(Written instruction)
In the material below, find each line holding the string "this" and copy it.
- - -
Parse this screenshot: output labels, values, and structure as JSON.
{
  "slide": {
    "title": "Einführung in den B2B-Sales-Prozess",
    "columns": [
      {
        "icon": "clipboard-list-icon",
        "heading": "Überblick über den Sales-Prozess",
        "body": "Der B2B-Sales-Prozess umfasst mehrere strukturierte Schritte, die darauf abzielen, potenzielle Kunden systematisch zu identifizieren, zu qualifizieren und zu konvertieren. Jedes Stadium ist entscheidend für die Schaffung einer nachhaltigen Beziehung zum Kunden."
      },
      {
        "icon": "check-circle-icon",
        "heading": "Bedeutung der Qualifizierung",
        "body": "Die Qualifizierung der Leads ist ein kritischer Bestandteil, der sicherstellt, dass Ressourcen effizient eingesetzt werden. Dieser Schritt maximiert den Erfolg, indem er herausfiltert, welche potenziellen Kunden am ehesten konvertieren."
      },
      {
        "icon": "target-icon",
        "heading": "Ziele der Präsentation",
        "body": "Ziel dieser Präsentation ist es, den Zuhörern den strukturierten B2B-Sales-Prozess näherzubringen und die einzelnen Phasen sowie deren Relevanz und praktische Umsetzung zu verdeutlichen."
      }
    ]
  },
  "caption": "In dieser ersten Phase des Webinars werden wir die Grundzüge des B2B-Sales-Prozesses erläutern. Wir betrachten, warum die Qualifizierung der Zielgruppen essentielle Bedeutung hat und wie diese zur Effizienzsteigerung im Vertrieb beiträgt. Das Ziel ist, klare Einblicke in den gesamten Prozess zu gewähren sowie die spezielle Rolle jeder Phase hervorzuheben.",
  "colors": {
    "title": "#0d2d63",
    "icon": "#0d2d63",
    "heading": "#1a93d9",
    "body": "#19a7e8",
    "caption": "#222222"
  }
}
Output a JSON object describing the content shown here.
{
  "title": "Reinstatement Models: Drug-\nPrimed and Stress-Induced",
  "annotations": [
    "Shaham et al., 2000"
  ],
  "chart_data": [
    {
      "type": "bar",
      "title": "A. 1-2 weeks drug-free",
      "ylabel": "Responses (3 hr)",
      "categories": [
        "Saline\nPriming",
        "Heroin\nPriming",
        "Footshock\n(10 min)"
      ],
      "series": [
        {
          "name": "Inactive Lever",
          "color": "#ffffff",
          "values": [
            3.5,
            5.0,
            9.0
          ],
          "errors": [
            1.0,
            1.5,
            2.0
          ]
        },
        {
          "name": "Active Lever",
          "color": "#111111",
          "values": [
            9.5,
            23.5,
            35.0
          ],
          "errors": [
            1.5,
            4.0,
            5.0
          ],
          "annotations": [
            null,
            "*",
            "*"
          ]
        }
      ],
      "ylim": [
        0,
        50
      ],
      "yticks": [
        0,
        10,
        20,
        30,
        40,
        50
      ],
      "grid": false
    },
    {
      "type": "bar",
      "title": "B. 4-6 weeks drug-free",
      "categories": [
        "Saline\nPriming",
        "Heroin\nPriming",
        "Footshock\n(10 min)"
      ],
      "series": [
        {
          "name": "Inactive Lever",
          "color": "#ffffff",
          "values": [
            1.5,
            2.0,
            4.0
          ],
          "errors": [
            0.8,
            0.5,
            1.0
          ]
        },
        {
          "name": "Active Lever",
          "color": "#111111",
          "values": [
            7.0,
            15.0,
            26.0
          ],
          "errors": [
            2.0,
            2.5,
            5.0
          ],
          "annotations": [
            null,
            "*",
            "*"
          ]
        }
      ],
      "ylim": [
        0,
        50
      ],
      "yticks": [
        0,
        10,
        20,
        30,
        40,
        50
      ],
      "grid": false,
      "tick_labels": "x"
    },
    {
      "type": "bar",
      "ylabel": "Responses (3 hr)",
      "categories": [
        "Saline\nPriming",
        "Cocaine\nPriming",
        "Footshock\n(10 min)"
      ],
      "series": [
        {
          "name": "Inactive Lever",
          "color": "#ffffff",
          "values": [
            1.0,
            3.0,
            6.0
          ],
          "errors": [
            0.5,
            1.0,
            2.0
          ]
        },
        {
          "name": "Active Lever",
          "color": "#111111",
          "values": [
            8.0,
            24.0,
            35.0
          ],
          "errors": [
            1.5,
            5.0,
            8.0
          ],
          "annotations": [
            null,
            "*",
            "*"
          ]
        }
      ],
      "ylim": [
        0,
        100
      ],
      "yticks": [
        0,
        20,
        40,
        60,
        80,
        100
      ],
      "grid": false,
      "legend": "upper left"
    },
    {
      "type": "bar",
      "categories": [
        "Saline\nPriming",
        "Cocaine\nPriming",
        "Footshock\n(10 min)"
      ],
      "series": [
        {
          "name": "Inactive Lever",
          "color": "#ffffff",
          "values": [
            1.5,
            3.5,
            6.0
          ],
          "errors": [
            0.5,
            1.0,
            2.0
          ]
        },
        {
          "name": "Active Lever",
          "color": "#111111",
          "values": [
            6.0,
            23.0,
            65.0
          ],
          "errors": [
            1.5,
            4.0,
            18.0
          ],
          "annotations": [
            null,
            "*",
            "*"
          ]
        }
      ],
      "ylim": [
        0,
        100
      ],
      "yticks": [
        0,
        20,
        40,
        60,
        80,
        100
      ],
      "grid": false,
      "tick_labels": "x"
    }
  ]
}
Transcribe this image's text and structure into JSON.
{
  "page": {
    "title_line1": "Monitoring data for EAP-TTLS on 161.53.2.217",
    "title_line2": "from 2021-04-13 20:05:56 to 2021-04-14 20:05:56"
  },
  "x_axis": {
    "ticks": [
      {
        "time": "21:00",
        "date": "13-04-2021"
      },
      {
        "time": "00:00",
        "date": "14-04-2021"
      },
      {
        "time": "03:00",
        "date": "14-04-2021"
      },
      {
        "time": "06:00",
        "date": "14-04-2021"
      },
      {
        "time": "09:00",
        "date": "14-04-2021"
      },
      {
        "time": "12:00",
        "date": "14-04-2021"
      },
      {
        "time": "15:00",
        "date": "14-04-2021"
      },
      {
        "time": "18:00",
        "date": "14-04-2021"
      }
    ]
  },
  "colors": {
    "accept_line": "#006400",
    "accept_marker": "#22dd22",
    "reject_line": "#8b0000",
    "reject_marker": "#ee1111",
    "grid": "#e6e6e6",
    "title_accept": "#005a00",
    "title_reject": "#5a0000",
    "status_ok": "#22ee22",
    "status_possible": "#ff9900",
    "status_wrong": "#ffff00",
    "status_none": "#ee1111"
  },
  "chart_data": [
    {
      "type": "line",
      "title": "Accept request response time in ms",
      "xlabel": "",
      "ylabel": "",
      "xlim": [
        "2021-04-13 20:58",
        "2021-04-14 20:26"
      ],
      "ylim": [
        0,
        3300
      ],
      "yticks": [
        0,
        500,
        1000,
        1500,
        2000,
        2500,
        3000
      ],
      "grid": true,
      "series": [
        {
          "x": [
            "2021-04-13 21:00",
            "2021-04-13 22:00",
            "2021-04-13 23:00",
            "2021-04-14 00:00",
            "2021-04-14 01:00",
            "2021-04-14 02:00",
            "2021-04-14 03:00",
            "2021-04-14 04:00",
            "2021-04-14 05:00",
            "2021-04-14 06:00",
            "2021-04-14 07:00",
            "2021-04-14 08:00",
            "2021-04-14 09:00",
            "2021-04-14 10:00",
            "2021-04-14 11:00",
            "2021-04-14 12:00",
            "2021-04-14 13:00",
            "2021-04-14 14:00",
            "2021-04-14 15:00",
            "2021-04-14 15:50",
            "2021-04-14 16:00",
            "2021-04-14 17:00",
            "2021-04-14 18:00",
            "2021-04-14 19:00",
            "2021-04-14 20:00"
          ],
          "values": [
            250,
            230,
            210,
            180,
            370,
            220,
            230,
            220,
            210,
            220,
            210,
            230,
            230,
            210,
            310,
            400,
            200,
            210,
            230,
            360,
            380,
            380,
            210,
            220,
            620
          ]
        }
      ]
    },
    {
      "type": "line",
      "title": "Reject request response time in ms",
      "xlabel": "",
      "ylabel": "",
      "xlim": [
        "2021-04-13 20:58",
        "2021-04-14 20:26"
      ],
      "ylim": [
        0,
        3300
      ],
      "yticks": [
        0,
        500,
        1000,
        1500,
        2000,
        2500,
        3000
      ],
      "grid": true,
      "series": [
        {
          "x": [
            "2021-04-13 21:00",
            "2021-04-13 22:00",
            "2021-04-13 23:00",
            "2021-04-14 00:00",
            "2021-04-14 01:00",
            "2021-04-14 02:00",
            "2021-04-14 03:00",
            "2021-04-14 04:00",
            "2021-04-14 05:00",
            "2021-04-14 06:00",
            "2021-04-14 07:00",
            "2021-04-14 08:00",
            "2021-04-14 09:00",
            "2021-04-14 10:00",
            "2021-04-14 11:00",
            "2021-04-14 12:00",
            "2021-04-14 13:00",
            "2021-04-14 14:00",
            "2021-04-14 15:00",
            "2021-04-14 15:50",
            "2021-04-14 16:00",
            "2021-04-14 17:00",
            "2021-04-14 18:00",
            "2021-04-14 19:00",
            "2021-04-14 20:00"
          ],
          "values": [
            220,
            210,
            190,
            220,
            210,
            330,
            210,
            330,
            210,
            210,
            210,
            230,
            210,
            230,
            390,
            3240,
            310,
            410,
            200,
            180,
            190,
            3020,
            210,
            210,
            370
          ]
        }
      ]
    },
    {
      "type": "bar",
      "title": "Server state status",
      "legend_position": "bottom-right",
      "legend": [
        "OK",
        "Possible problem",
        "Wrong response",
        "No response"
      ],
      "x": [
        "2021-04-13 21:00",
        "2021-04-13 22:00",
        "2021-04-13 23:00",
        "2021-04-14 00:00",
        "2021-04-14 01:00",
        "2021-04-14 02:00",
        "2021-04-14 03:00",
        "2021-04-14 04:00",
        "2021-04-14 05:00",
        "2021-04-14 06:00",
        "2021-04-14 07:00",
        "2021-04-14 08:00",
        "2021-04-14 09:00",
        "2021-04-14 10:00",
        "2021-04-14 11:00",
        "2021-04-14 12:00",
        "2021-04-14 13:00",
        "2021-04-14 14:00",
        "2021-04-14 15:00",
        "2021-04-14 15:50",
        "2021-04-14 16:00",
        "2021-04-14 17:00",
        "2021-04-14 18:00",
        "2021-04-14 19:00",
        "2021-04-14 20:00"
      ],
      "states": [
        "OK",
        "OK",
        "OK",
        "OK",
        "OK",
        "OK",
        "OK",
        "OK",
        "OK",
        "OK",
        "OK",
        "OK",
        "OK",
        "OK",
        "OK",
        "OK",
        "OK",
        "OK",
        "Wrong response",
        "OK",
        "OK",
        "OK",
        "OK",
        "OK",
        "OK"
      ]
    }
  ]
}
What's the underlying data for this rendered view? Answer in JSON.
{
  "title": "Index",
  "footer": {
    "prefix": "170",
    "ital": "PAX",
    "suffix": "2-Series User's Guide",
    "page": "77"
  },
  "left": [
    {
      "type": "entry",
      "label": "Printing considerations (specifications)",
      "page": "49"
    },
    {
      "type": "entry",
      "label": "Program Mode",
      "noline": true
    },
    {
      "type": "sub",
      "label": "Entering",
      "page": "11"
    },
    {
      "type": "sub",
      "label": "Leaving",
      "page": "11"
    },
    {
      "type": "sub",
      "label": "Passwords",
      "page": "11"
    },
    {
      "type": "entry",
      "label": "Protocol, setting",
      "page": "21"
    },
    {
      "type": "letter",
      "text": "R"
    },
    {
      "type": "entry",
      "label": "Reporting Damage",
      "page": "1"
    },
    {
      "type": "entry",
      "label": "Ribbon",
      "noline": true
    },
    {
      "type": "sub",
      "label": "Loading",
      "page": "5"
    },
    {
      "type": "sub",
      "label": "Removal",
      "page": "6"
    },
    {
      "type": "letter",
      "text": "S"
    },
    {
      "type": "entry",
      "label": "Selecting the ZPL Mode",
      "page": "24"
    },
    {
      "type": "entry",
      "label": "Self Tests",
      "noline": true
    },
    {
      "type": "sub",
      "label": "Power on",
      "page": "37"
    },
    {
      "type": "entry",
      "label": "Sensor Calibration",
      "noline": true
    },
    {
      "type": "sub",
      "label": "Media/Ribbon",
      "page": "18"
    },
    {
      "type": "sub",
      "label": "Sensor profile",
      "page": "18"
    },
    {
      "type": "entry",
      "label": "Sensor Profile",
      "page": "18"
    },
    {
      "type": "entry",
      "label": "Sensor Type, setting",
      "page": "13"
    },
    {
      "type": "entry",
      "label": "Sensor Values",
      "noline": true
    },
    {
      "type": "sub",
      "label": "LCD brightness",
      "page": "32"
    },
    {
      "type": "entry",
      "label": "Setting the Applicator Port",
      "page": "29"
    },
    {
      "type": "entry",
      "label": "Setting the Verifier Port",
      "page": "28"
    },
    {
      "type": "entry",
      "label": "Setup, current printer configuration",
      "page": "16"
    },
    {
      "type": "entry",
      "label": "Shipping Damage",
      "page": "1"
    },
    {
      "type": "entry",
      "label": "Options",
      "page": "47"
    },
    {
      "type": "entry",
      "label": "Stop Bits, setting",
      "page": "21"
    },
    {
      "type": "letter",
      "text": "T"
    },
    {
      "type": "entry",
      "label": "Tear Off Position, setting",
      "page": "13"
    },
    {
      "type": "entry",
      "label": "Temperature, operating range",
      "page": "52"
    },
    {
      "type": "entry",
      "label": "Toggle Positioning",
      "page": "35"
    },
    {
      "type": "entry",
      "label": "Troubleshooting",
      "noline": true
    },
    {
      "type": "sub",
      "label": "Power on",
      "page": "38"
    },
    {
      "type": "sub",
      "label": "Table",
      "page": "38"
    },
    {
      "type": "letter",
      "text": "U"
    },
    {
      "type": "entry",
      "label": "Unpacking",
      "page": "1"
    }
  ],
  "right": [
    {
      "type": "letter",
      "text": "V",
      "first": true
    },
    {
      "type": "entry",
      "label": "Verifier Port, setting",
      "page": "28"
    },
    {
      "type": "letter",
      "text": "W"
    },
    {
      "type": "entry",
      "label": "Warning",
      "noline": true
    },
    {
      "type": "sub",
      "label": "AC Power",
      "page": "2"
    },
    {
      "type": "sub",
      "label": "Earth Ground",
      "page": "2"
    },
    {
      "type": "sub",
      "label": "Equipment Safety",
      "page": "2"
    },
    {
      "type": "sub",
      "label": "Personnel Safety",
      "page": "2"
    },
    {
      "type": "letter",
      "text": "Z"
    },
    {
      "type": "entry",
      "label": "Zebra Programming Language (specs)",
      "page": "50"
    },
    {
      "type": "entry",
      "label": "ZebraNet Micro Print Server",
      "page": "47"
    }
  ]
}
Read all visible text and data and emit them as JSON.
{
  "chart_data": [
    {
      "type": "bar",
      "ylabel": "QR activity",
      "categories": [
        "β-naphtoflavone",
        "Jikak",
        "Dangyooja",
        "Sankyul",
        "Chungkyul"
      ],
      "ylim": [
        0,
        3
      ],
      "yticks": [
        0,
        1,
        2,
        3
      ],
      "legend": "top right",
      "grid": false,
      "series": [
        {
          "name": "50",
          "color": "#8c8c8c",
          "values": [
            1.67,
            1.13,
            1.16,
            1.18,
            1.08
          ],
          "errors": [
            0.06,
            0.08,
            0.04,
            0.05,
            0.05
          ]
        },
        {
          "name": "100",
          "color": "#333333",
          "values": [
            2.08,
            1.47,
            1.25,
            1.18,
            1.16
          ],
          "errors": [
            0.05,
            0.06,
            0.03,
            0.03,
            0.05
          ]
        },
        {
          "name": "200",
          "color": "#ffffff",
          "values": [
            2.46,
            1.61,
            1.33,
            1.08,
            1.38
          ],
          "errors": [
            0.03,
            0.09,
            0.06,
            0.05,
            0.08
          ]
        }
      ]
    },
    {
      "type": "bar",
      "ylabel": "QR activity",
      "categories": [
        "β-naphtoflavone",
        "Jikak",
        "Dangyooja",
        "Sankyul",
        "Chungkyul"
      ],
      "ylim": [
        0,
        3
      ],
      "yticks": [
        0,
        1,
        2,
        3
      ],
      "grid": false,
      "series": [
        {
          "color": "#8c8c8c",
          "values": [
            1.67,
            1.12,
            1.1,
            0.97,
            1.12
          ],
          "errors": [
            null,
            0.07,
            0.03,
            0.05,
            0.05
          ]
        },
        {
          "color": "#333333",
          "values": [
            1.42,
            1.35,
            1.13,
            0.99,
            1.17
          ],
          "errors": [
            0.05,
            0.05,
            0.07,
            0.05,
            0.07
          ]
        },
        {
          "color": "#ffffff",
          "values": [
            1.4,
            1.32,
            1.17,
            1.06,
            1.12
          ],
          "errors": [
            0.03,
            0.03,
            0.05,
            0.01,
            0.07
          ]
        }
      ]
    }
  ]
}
- - -
(Solution)
Parse this screenshot: output labels, values, and structure as JSON.
Transcribe this image's text and structure into JSON.
What's the underlying data for this rendered view? Answer in JSON.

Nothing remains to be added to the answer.